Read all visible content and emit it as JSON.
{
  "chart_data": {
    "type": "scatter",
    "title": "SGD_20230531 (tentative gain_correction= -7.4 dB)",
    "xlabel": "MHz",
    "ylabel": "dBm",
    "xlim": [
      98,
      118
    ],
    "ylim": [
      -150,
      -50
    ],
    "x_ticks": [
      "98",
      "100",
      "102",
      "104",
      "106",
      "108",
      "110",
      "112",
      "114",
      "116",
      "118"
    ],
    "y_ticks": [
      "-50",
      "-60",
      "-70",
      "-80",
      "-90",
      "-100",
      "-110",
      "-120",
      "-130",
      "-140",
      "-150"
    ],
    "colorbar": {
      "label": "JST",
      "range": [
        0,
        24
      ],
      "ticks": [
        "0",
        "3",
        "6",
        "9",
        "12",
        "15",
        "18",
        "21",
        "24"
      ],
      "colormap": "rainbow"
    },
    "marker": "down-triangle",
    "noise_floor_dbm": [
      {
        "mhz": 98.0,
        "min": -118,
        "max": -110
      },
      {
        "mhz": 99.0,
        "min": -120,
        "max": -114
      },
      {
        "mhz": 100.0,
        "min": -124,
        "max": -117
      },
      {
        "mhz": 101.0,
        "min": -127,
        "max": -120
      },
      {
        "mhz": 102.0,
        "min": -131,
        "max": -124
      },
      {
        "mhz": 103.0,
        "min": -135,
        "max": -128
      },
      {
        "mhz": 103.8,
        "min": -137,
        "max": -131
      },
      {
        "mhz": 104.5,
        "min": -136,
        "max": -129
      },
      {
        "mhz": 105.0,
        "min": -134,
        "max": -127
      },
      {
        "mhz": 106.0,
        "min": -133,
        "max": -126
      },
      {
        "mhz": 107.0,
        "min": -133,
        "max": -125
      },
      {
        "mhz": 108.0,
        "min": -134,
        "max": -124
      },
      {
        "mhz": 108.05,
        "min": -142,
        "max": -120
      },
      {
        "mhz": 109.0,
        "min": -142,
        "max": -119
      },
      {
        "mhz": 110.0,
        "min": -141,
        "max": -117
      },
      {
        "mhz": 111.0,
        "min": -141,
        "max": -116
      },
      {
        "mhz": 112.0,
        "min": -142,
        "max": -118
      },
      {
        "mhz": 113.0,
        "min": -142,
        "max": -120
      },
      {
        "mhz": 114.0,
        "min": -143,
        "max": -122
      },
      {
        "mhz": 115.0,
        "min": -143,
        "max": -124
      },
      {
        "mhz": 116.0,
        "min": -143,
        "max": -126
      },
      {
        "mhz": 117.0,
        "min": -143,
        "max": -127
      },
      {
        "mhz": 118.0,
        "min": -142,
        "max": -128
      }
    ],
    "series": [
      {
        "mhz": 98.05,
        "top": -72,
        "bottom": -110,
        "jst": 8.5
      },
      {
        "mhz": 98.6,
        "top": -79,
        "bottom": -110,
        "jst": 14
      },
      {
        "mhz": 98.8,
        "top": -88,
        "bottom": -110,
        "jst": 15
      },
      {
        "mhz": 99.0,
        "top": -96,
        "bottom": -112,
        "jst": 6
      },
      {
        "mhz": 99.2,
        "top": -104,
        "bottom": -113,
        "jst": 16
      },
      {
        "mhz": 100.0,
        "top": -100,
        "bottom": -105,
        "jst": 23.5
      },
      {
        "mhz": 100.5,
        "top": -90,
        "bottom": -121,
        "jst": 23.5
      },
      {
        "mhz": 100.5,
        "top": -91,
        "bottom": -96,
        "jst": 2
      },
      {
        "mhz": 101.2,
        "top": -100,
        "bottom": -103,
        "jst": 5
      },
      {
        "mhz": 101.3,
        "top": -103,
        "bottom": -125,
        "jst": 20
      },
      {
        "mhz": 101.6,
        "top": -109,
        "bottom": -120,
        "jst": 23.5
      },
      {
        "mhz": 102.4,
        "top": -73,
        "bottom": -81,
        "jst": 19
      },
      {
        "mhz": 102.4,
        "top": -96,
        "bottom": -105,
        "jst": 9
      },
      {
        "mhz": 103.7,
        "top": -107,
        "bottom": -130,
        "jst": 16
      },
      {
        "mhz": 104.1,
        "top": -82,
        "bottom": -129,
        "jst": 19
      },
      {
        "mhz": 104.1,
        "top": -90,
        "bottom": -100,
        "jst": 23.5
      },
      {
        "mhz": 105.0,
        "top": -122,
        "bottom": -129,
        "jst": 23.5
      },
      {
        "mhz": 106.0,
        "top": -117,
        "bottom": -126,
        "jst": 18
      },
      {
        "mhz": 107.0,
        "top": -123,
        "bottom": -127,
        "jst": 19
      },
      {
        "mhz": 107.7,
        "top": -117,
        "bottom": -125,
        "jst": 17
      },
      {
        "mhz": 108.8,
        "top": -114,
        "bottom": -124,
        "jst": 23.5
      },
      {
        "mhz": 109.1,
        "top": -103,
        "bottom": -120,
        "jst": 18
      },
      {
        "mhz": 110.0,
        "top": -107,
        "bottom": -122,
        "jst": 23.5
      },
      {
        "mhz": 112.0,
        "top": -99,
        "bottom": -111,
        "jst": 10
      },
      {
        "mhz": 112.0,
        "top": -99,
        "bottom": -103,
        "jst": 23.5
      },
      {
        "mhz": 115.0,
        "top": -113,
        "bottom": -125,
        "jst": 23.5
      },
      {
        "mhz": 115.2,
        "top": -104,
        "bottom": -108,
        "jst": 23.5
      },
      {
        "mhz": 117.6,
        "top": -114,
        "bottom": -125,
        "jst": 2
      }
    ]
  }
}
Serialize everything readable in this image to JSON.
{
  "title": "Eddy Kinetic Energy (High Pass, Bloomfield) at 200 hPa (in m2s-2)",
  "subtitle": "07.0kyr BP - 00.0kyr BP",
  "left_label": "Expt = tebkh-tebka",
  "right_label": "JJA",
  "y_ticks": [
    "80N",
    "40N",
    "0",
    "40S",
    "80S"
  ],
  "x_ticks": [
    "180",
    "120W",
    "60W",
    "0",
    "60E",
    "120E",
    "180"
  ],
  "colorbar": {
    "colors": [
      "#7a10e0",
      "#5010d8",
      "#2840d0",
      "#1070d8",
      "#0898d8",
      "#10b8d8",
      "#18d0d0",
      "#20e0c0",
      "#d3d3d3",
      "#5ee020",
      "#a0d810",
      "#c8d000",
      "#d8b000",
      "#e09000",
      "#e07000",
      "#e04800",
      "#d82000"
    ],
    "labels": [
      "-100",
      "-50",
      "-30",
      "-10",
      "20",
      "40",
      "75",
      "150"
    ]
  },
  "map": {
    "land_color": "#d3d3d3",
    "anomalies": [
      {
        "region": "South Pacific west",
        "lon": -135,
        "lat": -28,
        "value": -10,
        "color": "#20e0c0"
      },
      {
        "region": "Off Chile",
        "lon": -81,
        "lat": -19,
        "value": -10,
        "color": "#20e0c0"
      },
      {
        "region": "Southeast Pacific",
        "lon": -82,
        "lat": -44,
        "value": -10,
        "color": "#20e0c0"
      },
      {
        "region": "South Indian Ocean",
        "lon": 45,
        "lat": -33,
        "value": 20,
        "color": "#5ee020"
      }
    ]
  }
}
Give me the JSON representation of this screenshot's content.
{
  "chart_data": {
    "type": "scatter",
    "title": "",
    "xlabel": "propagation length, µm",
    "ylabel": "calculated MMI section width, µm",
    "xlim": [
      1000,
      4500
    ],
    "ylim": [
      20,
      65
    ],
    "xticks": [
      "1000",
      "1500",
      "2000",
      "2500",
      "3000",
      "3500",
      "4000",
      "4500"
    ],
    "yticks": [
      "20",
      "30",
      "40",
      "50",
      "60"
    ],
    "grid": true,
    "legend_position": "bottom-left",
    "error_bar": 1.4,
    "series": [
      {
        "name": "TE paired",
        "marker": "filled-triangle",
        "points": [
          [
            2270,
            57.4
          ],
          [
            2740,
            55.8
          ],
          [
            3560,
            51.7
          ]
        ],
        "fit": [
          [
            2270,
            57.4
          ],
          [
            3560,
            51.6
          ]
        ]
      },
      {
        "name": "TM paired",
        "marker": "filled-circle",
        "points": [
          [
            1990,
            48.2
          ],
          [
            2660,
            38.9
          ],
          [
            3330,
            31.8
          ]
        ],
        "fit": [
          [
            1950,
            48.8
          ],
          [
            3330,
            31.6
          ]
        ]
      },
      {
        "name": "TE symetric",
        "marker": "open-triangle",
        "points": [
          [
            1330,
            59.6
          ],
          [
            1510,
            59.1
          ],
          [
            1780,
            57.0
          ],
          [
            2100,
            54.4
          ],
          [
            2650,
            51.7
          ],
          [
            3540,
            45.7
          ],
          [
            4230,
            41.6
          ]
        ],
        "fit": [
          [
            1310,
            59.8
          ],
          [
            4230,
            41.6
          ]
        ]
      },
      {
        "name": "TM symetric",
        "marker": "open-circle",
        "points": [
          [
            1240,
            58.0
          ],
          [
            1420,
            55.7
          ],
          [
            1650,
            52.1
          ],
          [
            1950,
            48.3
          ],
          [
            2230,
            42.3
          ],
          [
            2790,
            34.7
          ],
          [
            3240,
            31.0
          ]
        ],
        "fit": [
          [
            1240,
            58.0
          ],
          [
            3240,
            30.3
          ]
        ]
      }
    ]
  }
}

- - - -

Find the word "Pacific" in the entries above and gather every line that holds it.

        "region": "South Pacific west",
        "region": "Southeast Pacific",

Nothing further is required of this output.